**TASK:** Write out the material again word for word, dropping any images it holds.

**RECORDS SUPPLIED:**
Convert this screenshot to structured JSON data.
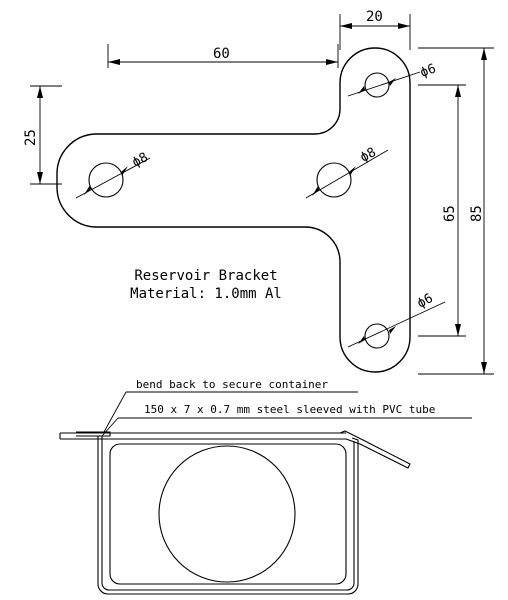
{
  "plan": {
    "dims": {
      "width_60": "60",
      "width_20": "20",
      "height_25": "25",
      "height_65": "65",
      "height_85": "85",
      "hole_top": "ϕ6",
      "hole_left": "ϕ8",
      "hole_center": "ϕ8",
      "hole_bottom": "ϕ6"
    },
    "title": "Reservoir Bracket",
    "material": "Material: 1.0mm Al"
  },
  "section": {
    "note_bend": "bend back to secure container",
    "note_strap": "150 x 7 x 0.7 mm steel sleeved with PVC tube"
  }
}
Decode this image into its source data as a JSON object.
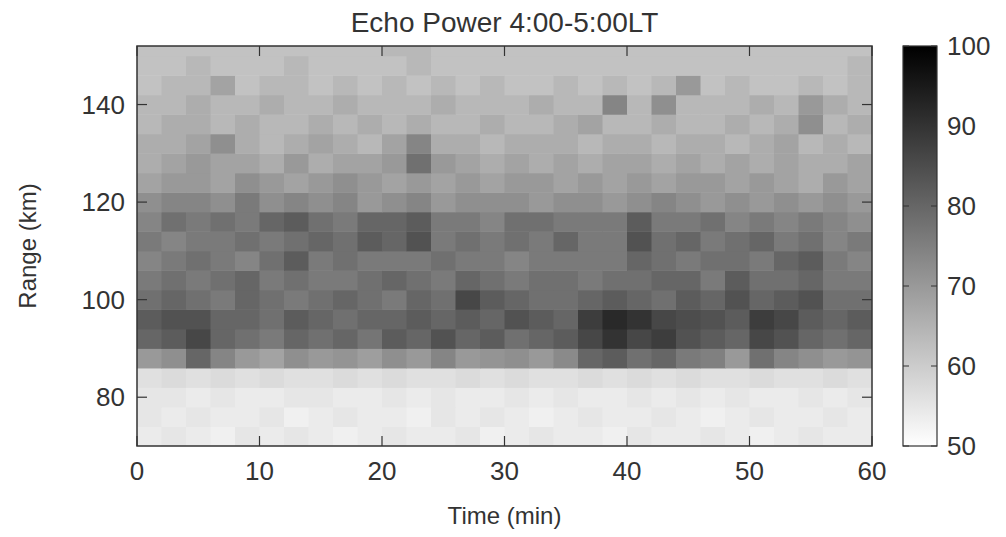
{
  "chart_data": {
    "type": "heatmap",
    "title": "Echo Power 4:00-5:00LT",
    "x_label": "Time (min)",
    "y_label": "Range (km)",
    "xlim": [
      0,
      60
    ],
    "ylim": [
      70,
      152
    ],
    "xticks": [
      0,
      10,
      20,
      30,
      40,
      50,
      60
    ],
    "yticks": [
      80,
      100,
      120,
      140
    ],
    "x_edges": [
      0,
      2,
      4,
      6,
      8,
      10,
      12,
      14,
      16,
      18,
      20,
      22,
      24,
      26,
      28,
      30,
      32,
      34,
      36,
      38,
      40,
      42,
      44,
      46,
      48,
      50,
      52,
      54,
      56,
      58,
      60
    ],
    "y_edges": [
      70,
      74,
      78,
      82,
      86,
      90,
      94,
      98,
      102,
      106,
      110,
      114,
      118,
      122,
      126,
      130,
      134,
      138,
      142,
      146,
      150,
      152
    ],
    "values": [
      [
        54,
        55,
        54,
        53,
        55,
        54,
        55,
        54,
        53,
        54,
        55,
        54,
        54,
        55,
        53,
        54,
        55,
        54,
        54,
        53,
        55,
        54,
        54,
        55,
        54,
        53,
        54,
        55,
        54,
        54
      ],
      [
        55,
        54,
        55,
        54,
        54,
        55,
        53,
        54,
        55,
        54,
        54,
        53,
        55,
        54,
        55,
        54,
        53,
        54,
        55,
        54,
        54,
        55,
        54,
        53,
        54,
        55,
        54,
        54,
        55,
        54
      ],
      [
        55,
        55,
        54,
        55,
        54,
        54,
        55,
        55,
        54,
        54,
        55,
        54,
        55,
        54,
        54,
        55,
        54,
        55,
        54,
        54,
        55,
        54,
        55,
        54,
        55,
        54,
        54,
        55,
        54,
        55
      ],
      [
        56,
        57,
        56,
        57,
        56,
        57,
        56,
        56,
        57,
        56,
        57,
        56,
        56,
        57,
        56,
        57,
        56,
        56,
        57,
        56,
        57,
        56,
        57,
        56,
        56,
        57,
        56,
        56,
        57,
        56
      ],
      [
        70,
        72,
        80,
        74,
        70,
        68,
        72,
        70,
        71,
        69,
        72,
        70,
        74,
        70,
        71,
        72,
        70,
        73,
        80,
        82,
        78,
        80,
        76,
        75,
        70,
        78,
        74,
        72,
        70,
        71
      ],
      [
        80,
        82,
        86,
        80,
        78,
        76,
        80,
        78,
        80,
        77,
        82,
        80,
        84,
        80,
        82,
        78,
        80,
        82,
        86,
        90,
        86,
        88,
        84,
        82,
        80,
        86,
        84,
        80,
        78,
        80
      ],
      [
        82,
        84,
        84,
        80,
        80,
        78,
        82,
        80,
        78,
        80,
        80,
        82,
        80,
        82,
        80,
        84,
        82,
        80,
        88,
        92,
        90,
        86,
        85,
        84,
        82,
        88,
        86,
        82,
        80,
        82
      ],
      [
        78,
        80,
        78,
        76,
        80,
        78,
        76,
        78,
        80,
        78,
        76,
        80,
        78,
        86,
        82,
        80,
        78,
        78,
        80,
        82,
        80,
        78,
        82,
        80,
        84,
        80,
        82,
        84,
        78,
        78
      ],
      [
        76,
        78,
        76,
        78,
        80,
        76,
        78,
        76,
        76,
        78,
        80,
        78,
        76,
        80,
        78,
        76,
        78,
        78,
        76,
        78,
        78,
        80,
        80,
        76,
        82,
        78,
        78,
        80,
        76,
        76
      ],
      [
        74,
        76,
        78,
        76,
        74,
        78,
        82,
        76,
        78,
        76,
        76,
        76,
        78,
        76,
        76,
        74,
        76,
        76,
        76,
        76,
        80,
        78,
        76,
        78,
        78,
        76,
        80,
        82,
        76,
        74
      ],
      [
        76,
        74,
        76,
        76,
        78,
        76,
        78,
        80,
        78,
        82,
        80,
        84,
        76,
        78,
        76,
        78,
        76,
        80,
        76,
        76,
        84,
        78,
        80,
        76,
        78,
        80,
        76,
        78,
        74,
        76
      ],
      [
        74,
        78,
        76,
        78,
        76,
        80,
        82,
        78,
        76,
        80,
        80,
        82,
        76,
        76,
        74,
        78,
        78,
        76,
        76,
        76,
        82,
        76,
        76,
        78,
        74,
        76,
        74,
        76,
        74,
        72
      ],
      [
        72,
        74,
        74,
        72,
        76,
        72,
        74,
        72,
        74,
        70,
        72,
        74,
        70,
        72,
        72,
        72,
        70,
        72,
        72,
        70,
        72,
        74,
        72,
        70,
        72,
        70,
        72,
        70,
        72,
        70
      ],
      [
        68,
        70,
        70,
        68,
        72,
        70,
        68,
        70,
        72,
        70,
        68,
        70,
        68,
        70,
        68,
        70,
        70,
        68,
        70,
        68,
        70,
        68,
        70,
        70,
        68,
        70,
        68,
        66,
        70,
        68
      ],
      [
        66,
        68,
        70,
        68,
        68,
        66,
        70,
        66,
        68,
        68,
        70,
        78,
        70,
        68,
        66,
        68,
        66,
        68,
        66,
        68,
        68,
        66,
        68,
        66,
        68,
        66,
        68,
        66,
        66,
        68
      ],
      [
        66,
        66,
        68,
        72,
        66,
        64,
        66,
        68,
        66,
        64,
        68,
        74,
        66,
        66,
        64,
        66,
        66,
        66,
        64,
        66,
        66,
        64,
        66,
        66,
        64,
        66,
        68,
        64,
        66,
        64
      ],
      [
        64,
        66,
        66,
        64,
        66,
        64,
        64,
        66,
        64,
        66,
        64,
        66,
        64,
        64,
        66,
        64,
        64,
        66,
        68,
        64,
        64,
        66,
        64,
        64,
        66,
        64,
        66,
        72,
        64,
        66
      ],
      [
        64,
        64,
        66,
        64,
        64,
        66,
        64,
        64,
        66,
        64,
        64,
        64,
        66,
        64,
        64,
        64,
        66,
        64,
        64,
        74,
        64,
        72,
        64,
        64,
        64,
        66,
        64,
        70,
        66,
        64
      ],
      [
        62,
        64,
        64,
        68,
        62,
        64,
        64,
        62,
        64,
        62,
        64,
        62,
        64,
        62,
        64,
        62,
        62,
        64,
        62,
        64,
        62,
        64,
        70,
        62,
        64,
        62,
        62,
        64,
        62,
        64
      ],
      [
        62,
        62,
        64,
        62,
        62,
        62,
        64,
        62,
        62,
        62,
        62,
        64,
        62,
        62,
        62,
        62,
        62,
        62,
        62,
        62,
        62,
        62,
        62,
        62,
        62,
        62,
        62,
        62,
        62,
        64
      ],
      [
        62,
        62,
        62,
        62,
        62,
        62,
        62,
        62,
        62,
        62,
        64,
        64,
        62,
        62,
        62,
        62,
        62,
        62,
        62,
        62,
        62,
        62,
        62,
        62,
        62,
        62,
        62,
        62,
        62,
        62
      ]
    ],
    "colorbar_range": [
      50,
      100
    ],
    "colorbar_ticks": [
      50,
      60,
      70,
      80,
      90,
      100
    ]
  }
}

**RESPONSE TO THE TASK:**
Convert this screenshot to structured JSON data.
{
  "plan": {
    "dims": {
      "width_60": "60",
      "width_20": "20",
      "height_25": "25",
      "height_65": "65",
      "height_85": "85",
      "hole_top": "ϕ6",
      "hole_left": "ϕ8",
      "hole_center": "ϕ8",
      "hole_bottom": "ϕ6"
    },
    "title": "Reservoir Bracket",
    "material": "Material: 1.0mm Al"
  },
  "section": {
    "note_bend": "bend back to secure container",
    "note_strap": "150 x 7 x 0.7 mm steel sleeved with PVC tube"
  }
}
Decode this image into its source data as a JSON object.
{
  "chart_data": {
    "type": "heatmap",
    "title": "Echo Power 4:00-5:00LT",
    "x_label": "Time (min)",
    "y_label": "Range (km)",
    "xlim": [
      0,
      60
    ],
    "ylim": [
      70,
      152
    ],
    "xticks": [
      0,
      10,
      20,
      30,
      40,
      50,
      60
    ],
    "yticks": [
      80,
      100,
      120,
      140
    ],
    "x_edges": [
      0,
      2,
      4,
      6,
      8,
      10,
      12,
      14,
      16,
      18,
      20,
      22,
      24,
      26,
      28,
      30,
      32,
      34,
      36,
      38,
      40,
      42,
      44,
      46,
      48,
      50,
      52,
      54,
      56,
      58,
      60
    ],
    "y_edges": [
      70,
      74,
      78,
      82,
      86,
      90,
      94,
      98,
      102,
      106,
      110,
      114,
      118,
      122,
      126,
      130,
      134,
      138,
      142,
      146,
      150,
      152
    ],
    "values": [
      [
        54,
        55,
        54,
        53,
        55,
        54,
        55,
        54,
        53,
        54,
        55,
        54,
        54,
        55,
        53,
        54,
        55,
        54,
        54,
        53,
        55,
        54,
        54,
        55,
        54,
        53,
        54,
        55,
        54,
        54
      ],
      [
        55,
        54,
        55,
        54,
        54,
        55,
        53,
        54,
        55,
        54,
        54,
        53,
        55,
        54,
        55,
        54,
        53,
        54,
        55,
        54,
        54,
        55,
        54,
        53,
        54,
        55,
        54,
        54,
        55,
        54
      ],
      [
        55,
        55,
        54,
        55,
        54,
        54,
        55,
        55,
        54,
        54,
        55,
        54,
        55,
        54,
        54,
        55,
        54,
        55,
        54,
        54,
        55,
        54,
        55,
        54,
        55,
        54,
        54,
        55,
        54,
        55
      ],
      [
        56,
        57,
        56,
        57,
        56,
        57,
        56,
        56,
        57,
        56,
        57,
        56,
        56,
        57,
        56,
        57,
        56,
        56,
        57,
        56,
        57,
        56,
        57,
        56,
        56,
        57,
        56,
        56,
        57,
        56
      ],
      [
        70,
        72,
        80,
        74,
        70,
        68,
        72,
        70,
        71,
        69,
        72,
        70,
        74,
        70,
        71,
        72,
        70,
        73,
        80,
        82,
        78,
        80,
        76,
        75,
        70,
        78,
        74,
        72,
        70,
        71
      ],
      [
        80,
        82,
        86,
        80,
        78,
        76,
        80,
        78,
        80,
        77,
        82,
        80,
        84,
        80,
        82,
        78,
        80,
        82,
        86,
        90,
        86,
        88,
        84,
        82,
        80,
        86,
        84,
        80,
        78,
        80
      ],
      [
        82,
        84,
        84,
        80,
        80,
        78,
        82,
        80,
        78,
        80,
        80,
        82,
        80,
        82,
        80,
        84,
        82,
        80,
        88,
        92,
        90,
        86,
        85,
        84,
        82,
        88,
        86,
        82,
        80,
        82
      ],
      [
        78,
        80,
        78,
        76,
        80,
        78,
        76,
        78,
        80,
        78,
        76,
        80,
        78,
        86,
        82,
        80,
        78,
        78,
        80,
        82,
        80,
        78,
        82,
        80,
        84,
        80,
        82,
        84,
        78,
        78
      ],
      [
        76,
        78,
        76,
        78,
        80,
        76,
        78,
        76,
        76,
        78,
        80,
        78,
        76,
        80,
        78,
        76,
        78,
        78,
        76,
        78,
        78,
        80,
        80,
        76,
        82,
        78,
        78,
        80,
        76,
        76
      ],
      [
        74,
        76,
        78,
        76,
        74,
        78,
        82,
        76,
        78,
        76,
        76,
        76,
        78,
        76,
        76,
        74,
        76,
        76,
        76,
        76,
        80,
        78,
        76,
        78,
        78,
        76,
        80,
        82,
        76,
        74
      ],
      [
        76,
        74,
        76,
        76,
        78,
        76,
        78,
        80,
        78,
        82,
        80,
        84,
        76,
        78,
        76,
        78,
        76,
        80,
        76,
        76,
        84,
        78,
        80,
        76,
        78,
        80,
        76,
        78,
        74,
        76
      ],
      [
        74,
        78,
        76,
        78,
        76,
        80,
        82,
        78,
        76,
        80,
        80,
        82,
        76,
        76,
        74,
        78,
        78,
        76,
        76,
        76,
        82,
        76,
        76,
        78,
        74,
        76,
        74,
        76,
        74,
        72
      ],
      [
        72,
        74,
        74,
        72,
        76,
        72,
        74,
        72,
        74,
        70,
        72,
        74,
        70,
        72,
        72,
        72,
        70,
        72,
        72,
        70,
        72,
        74,
        72,
        70,
        72,
        70,
        72,
        70,
        72,
        70
      ],
      [
        68,
        70,
        70,
        68,
        72,
        70,
        68,
        70,
        72,
        70,
        68,
        70,
        68,
        70,
        68,
        70,
        70,
        68,
        70,
        68,
        70,
        68,
        70,
        70,
        68,
        70,
        68,
        66,
        70,
        68
      ],
      [
        66,
        68,
        70,
        68,
        68,
        66,
        70,
        66,
        68,
        68,
        70,
        78,
        70,
        68,
        66,
        68,
        66,
        68,
        66,
        68,
        68,
        66,
        68,
        66,
        68,
        66,
        68,
        66,
        66,
        68
      ],
      [
        66,
        66,
        68,
        72,
        66,
        64,
        66,
        68,
        66,
        64,
        68,
        74,
        66,
        66,
        64,
        66,
        66,
        66,
        64,
        66,
        66,
        64,
        66,
        66,
        64,
        66,
        68,
        64,
        66,
        64
      ],
      [
        64,
        66,
        66,
        64,
        66,
        64,
        64,
        66,
        64,
        66,
        64,
        66,
        64,
        64,
        66,
        64,
        64,
        66,
        68,
        64,
        64,
        66,
        64,
        64,
        66,
        64,
        66,
        72,
        64,
        66
      ],
      [
        64,
        64,
        66,
        64,
        64,
        66,
        64,
        64,
        66,
        64,
        64,
        64,
        66,
        64,
        64,
        64,
        66,
        64,
        64,
        74,
        64,
        72,
        64,
        64,
        64,
        66,
        64,
        70,
        66,
        64
      ],
      [
        62,
        64,
        64,
        68,
        62,
        64,
        64,
        62,
        64,
        62,
        64,
        62,
        64,
        62,
        64,
        62,
        62,
        64,
        62,
        64,
        62,
        64,
        70,
        62,
        64,
        62,
        62,
        64,
        62,
        64
      ],
      [
        62,
        62,
        64,
        62,
        62,
        62,
        64,
        62,
        62,
        62,
        62,
        64,
        62,
        62,
        62,
        62,
        62,
        62,
        62,
        62,
        62,
        62,
        62,
        62,
        62,
        62,
        62,
        62,
        62,
        64
      ],
      [
        62,
        62,
        62,
        62,
        62,
        62,
        62,
        62,
        62,
        62,
        64,
        64,
        62,
        62,
        62,
        62,
        62,
        62,
        62,
        62,
        62,
        62,
        62,
        62,
        62,
        62,
        62,
        62,
        62,
        62
      ]
    ],
    "colorbar_range": [
      50,
      100
    ],
    "colorbar_ticks": [
      50,
      60,
      70,
      80,
      90,
      100
    ]
  }
}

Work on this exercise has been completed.